--- Material for this exercise ---
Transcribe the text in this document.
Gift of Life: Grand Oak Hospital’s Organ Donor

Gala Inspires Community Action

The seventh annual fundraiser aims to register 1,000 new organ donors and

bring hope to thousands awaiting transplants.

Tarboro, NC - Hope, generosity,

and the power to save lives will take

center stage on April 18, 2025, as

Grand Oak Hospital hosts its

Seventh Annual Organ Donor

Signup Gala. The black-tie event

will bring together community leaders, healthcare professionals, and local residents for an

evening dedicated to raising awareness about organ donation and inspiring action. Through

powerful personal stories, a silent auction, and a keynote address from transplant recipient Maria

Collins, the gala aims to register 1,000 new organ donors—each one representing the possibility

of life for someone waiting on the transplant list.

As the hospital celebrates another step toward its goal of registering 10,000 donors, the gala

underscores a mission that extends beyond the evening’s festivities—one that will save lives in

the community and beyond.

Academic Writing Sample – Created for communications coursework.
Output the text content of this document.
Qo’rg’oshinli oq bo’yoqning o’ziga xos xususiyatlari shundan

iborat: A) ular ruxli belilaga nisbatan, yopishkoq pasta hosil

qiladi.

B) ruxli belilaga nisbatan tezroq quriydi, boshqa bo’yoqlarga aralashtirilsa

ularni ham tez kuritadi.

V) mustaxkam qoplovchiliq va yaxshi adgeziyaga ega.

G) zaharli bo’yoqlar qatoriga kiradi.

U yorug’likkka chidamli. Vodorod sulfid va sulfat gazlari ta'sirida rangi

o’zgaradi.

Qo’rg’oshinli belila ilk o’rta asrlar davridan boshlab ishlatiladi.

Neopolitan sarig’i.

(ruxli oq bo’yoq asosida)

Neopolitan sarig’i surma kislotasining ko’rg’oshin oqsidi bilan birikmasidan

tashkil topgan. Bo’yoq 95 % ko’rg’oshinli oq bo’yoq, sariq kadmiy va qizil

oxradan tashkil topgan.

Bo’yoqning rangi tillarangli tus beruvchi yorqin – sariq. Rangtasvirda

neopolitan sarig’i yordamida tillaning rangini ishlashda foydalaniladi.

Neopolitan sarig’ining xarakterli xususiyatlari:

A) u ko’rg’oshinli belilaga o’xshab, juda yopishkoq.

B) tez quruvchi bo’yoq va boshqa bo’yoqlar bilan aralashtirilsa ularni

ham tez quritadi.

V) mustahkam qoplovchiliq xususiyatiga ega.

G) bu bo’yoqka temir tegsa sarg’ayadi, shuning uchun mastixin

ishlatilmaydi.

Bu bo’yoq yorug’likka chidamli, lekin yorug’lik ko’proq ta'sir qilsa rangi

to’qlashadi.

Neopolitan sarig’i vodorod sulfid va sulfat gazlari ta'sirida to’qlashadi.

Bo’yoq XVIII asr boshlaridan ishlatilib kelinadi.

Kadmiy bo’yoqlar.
---
The records above need to be transcribed in full. Keep every character unchanged.

### Full solution
Transcribe the text in this document.
Gift of Life: Grand Oak Hospital’s Organ Donor

Gala Inspires Community Action

The seventh annual fundraiser aims to register 1,000 new organ donors and

bring hope to thousands awaiting transplants.

Tarboro, NC - Hope, generosity,

and the power to save lives will take

center stage on April 18, 2025, as

Grand Oak Hospital hosts its

Seventh Annual Organ Donor

Signup Gala. The black-tie event

will bring together community leaders, healthcare professionals, and local residents for an

evening dedicated to raising awareness about organ donation and inspiring action. Through

powerful personal stories, a silent auction, and a keynote address from transplant recipient Maria

Collins, the gala aims to register 1,000 new organ donors—each one representing the possibility

of life for someone waiting on the transplant list.

As the hospital celebrates another step toward its goal of registering 10,000 donors, the gala

underscores a mission that extends beyond the evening’s festivities—one that will save lives in

the community and beyond.

Academic Writing Sample – Created for communications coursework.
Output the text content of this document.
Qo’rg’oshinli oq bo’yoqning o’ziga xos xususiyatlari shundan

iborat: A) ular ruxli belilaga nisbatan, yopishkoq pasta hosil

qiladi.

B) ruxli belilaga nisbatan tezroq quriydi, boshqa bo’yoqlarga aralashtirilsa

ularni ham tez kuritadi.

V) mustaxkam qoplovchiliq va yaxshi adgeziyaga ega.

G) zaharli bo’yoqlar qatoriga kiradi.

U yorug’likkka chidamli. Vodorod sulfid va sulfat gazlari ta'sirida rangi

o’zgaradi.

Qo’rg’oshinli belila ilk o’rta asrlar davridan boshlab ishlatiladi.

Neopolitan sarig’i.

(ruxli oq bo’yoq asosida)

Neopolitan sarig’i surma kislotasining ko’rg’oshin oqsidi bilan birikmasidan

tashkil topgan. Bo’yoq 95 % ko’rg’oshinli oq bo’yoq, sariq kadmiy va qizil

oxradan tashkil topgan.

Bo’yoqning rangi tillarangli tus beruvchi yorqin – sariq. Rangtasvirda

neopolitan sarig’i yordamida tillaning rangini ishlashda foydalaniladi.

Neopolitan sarig’ining xarakterli xususiyatlari:

A) u ko’rg’oshinli belilaga o’xshab, juda yopishkoq.

B) tez quruvchi bo’yoq va boshqa bo’yoqlar bilan aralashtirilsa ularni

ham tez quritadi.

V) mustahkam qoplovchiliq xususiyatiga ega.

G) bu bo’yoqka temir tegsa sarg’ayadi, shuning uchun mastixin

ishlatilmaydi.

Bu bo’yoq yorug’likka chidamli, lekin yorug’lik ko’proq ta'sir qilsa rangi

to’qlashadi.

Neopolitan sarig’i vodorod sulfid va sulfat gazlari ta'sirida to’qlashadi.

Bo’yoq XVIII asr boshlaridan ishlatilib kelinadi.

Kadmiy bo’yoqlar.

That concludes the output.